** Request **
Copy out all of the material, matching it word for word.

** Dataset entries **

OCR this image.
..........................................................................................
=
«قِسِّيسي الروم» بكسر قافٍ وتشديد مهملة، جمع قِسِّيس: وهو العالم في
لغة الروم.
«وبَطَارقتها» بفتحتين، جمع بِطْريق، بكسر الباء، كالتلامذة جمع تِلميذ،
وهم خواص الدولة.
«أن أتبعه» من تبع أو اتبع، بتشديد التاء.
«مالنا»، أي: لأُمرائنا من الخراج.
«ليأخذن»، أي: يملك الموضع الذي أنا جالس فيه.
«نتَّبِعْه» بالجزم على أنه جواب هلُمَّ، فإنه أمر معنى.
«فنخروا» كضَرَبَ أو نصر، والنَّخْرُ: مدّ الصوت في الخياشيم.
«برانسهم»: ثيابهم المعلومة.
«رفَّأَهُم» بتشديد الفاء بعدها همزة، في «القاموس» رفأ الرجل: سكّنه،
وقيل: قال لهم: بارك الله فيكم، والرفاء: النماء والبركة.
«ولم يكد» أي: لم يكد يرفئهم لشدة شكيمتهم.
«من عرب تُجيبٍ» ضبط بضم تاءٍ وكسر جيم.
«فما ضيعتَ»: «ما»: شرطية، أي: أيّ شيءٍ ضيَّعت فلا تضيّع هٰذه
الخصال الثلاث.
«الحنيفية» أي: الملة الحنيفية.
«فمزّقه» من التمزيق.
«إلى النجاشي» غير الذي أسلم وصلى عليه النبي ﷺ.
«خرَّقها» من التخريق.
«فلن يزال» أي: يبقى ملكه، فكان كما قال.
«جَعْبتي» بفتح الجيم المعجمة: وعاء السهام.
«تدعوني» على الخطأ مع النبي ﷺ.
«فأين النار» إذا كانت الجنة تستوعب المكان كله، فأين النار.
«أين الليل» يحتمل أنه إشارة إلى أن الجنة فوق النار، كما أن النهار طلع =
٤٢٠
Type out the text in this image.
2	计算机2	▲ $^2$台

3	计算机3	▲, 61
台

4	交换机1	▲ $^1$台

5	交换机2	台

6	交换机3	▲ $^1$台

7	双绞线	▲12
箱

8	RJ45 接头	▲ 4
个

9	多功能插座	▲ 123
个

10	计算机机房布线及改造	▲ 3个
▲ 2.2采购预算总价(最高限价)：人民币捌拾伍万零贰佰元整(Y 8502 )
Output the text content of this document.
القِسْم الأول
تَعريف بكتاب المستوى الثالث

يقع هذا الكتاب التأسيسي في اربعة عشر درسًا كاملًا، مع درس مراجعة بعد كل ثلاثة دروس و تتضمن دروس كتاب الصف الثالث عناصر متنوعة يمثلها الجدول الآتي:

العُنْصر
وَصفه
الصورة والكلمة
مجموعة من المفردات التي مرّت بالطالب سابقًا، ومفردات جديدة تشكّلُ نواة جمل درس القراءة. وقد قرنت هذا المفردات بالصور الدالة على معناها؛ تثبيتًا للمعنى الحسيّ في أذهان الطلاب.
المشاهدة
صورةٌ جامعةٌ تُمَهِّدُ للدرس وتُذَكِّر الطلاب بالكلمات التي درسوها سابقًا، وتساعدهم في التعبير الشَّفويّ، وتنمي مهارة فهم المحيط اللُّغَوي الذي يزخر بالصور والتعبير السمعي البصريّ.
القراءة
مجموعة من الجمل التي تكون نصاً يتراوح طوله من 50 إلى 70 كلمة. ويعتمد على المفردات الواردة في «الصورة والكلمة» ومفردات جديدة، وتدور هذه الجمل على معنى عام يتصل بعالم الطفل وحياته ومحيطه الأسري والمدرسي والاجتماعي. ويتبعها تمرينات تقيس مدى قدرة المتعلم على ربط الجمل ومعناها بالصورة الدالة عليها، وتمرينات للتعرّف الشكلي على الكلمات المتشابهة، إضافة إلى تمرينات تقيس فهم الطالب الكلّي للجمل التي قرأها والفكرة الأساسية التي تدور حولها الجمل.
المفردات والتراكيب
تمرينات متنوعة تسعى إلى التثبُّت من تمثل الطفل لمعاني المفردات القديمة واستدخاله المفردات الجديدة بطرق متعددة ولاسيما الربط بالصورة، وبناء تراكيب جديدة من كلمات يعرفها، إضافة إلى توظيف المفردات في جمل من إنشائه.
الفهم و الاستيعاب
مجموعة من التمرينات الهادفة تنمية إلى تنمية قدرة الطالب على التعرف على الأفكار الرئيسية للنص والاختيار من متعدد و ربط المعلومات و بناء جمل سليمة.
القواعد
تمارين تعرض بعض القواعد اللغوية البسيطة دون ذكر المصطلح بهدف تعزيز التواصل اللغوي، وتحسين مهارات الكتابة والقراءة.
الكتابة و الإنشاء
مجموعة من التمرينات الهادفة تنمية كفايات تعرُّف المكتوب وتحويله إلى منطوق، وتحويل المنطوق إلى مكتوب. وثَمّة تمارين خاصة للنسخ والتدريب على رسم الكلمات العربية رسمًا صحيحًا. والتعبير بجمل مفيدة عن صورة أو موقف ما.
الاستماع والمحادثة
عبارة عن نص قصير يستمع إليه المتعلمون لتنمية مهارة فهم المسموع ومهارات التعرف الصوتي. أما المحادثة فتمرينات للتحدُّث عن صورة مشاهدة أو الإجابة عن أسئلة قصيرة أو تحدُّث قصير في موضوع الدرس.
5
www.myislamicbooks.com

** Solution to this task **
OCR this image.
..........................................................................................
=
«قِسِّيسي الروم» بكسر قافٍ وتشديد مهملة، جمع قِسِّيس: وهو العالم في
لغة الروم.
«وبَطَارقتها» بفتحتين، جمع بِطْريق، بكسر الباء، كالتلامذة جمع تِلميذ،
وهم خواص الدولة.
«أن أتبعه» من تبع أو اتبع، بتشديد التاء.
«مالنا»، أي: لأُمرائنا من الخراج.
«ليأخذن»، أي: يملك الموضع الذي أنا جالس فيه.
«نتَّبِعْه» بالجزم على أنه جواب هلُمَّ، فإنه أمر معنى.
«فنخروا» كضَرَبَ أو نصر، والنَّخْرُ: مدّ الصوت في الخياشيم.
«برانسهم»: ثيابهم المعلومة.
«رفَّأَهُم» بتشديد الفاء بعدها همزة، في «القاموس» رفأ الرجل: سكّنه،
وقيل: قال لهم: بارك الله فيكم، والرفاء: النماء والبركة.
«ولم يكد» أي: لم يكد يرفئهم لشدة شكيمتهم.
«من عرب تُجيبٍ» ضبط بضم تاءٍ وكسر جيم.
«فما ضيعتَ»: «ما»: شرطية، أي: أيّ شيءٍ ضيَّعت فلا تضيّع هٰذه
الخصال الثلاث.
«الحنيفية» أي: الملة الحنيفية.
«فمزّقه» من التمزيق.
«إلى النجاشي» غير الذي أسلم وصلى عليه النبي ﷺ.
«خرَّقها» من التخريق.
«فلن يزال» أي: يبقى ملكه، فكان كما قال.
«جَعْبتي» بفتح الجيم المعجمة: وعاء السهام.
«تدعوني» على الخطأ مع النبي ﷺ.
«فأين النار» إذا كانت الجنة تستوعب المكان كله، فأين النار.
«أين الليل» يحتمل أنه إشارة إلى أن الجنة فوق النار، كما أن النهار طلع =
٤٢٠
Type out the text in this image.
2	计算机2	▲ $^2$台

3	计算机3	▲, 61
台

4	交换机1	▲ $^1$台

5	交换机2	台

6	交换机3	▲ $^1$台

7	双绞线	▲12
箱

8	RJ45 接头	▲ 4
个

9	多功能插座	▲ 123
个

10	计算机机房布线及改造	▲ 3个
▲ 2.2采购预算总价(最高限价)：人民币捌拾伍万零贰佰元整(Y 8502 )
Output the text content of this document.
القِسْم الأول
تَعريف بكتاب المستوى الثالث

يقع هذا الكتاب التأسيسي في اربعة عشر درسًا كاملًا، مع درس مراجعة بعد كل ثلاثة دروس و تتضمن دروس كتاب الصف الثالث عناصر متنوعة يمثلها الجدول الآتي:

العُنْصر
وَصفه
الصورة والكلمة
مجموعة من المفردات التي مرّت بالطالب سابقًا، ومفردات جديدة تشكّلُ نواة جمل درس القراءة. وقد قرنت هذا المفردات بالصور الدالة على معناها؛ تثبيتًا للمعنى الحسيّ في أذهان الطلاب.
المشاهدة
صورةٌ جامعةٌ تُمَهِّدُ للدرس وتُذَكِّر الطلاب بالكلمات التي درسوها سابقًا، وتساعدهم في التعبير الشَّفويّ، وتنمي مهارة فهم المحيط اللُّغَوي الذي يزخر بالصور والتعبير السمعي البصريّ.
القراءة
مجموعة من الجمل التي تكون نصاً يتراوح طوله من 50 إلى 70 كلمة. ويعتمد على المفردات الواردة في «الصورة والكلمة» ومفردات جديدة، وتدور هذه الجمل على معنى عام يتصل بعالم الطفل وحياته ومحيطه الأسري والمدرسي والاجتماعي. ويتبعها تمرينات تقيس مدى قدرة المتعلم على ربط الجمل ومعناها بالصورة الدالة عليها، وتمرينات للتعرّف الشكلي على الكلمات المتشابهة، إضافة إلى تمرينات تقيس فهم الطالب الكلّي للجمل التي قرأها والفكرة الأساسية التي تدور حولها الجمل.
المفردات والتراكيب
تمرينات متنوعة تسعى إلى التثبُّت من تمثل الطفل لمعاني المفردات القديمة واستدخاله المفردات الجديدة بطرق متعددة ولاسيما الربط بالصورة، وبناء تراكيب جديدة من كلمات يعرفها، إضافة إلى توظيف المفردات في جمل من إنشائه.
الفهم و الاستيعاب
مجموعة من التمرينات الهادفة تنمية إلى تنمية قدرة الطالب على التعرف على الأفكار الرئيسية للنص والاختيار من متعدد و ربط المعلومات و بناء جمل سليمة.
القواعد
تمارين تعرض بعض القواعد اللغوية البسيطة دون ذكر المصطلح بهدف تعزيز التواصل اللغوي، وتحسين مهارات الكتابة والقراءة.
الكتابة و الإنشاء
مجموعة من التمرينات الهادفة تنمية كفايات تعرُّف المكتوب وتحويله إلى منطوق، وتحويل المنطوق إلى مكتوب. وثَمّة تمارين خاصة للنسخ والتدريب على رسم الكلمات العربية رسمًا صحيحًا. والتعبير بجمل مفيدة عن صورة أو موقف ما.
الاستماع والمحادثة
عبارة عن نص قصير يستمع إليه المتعلمون لتنمية مهارة فهم المسموع ومهارات التعرف الصوتي. أما المحادثة فتمرينات للتحدُّث عن صورة مشاهدة أو الإجابة عن أسئلة قصيرة أو تحدُّث قصير في موضوع الدرس.
5
www.myislamicbooks.com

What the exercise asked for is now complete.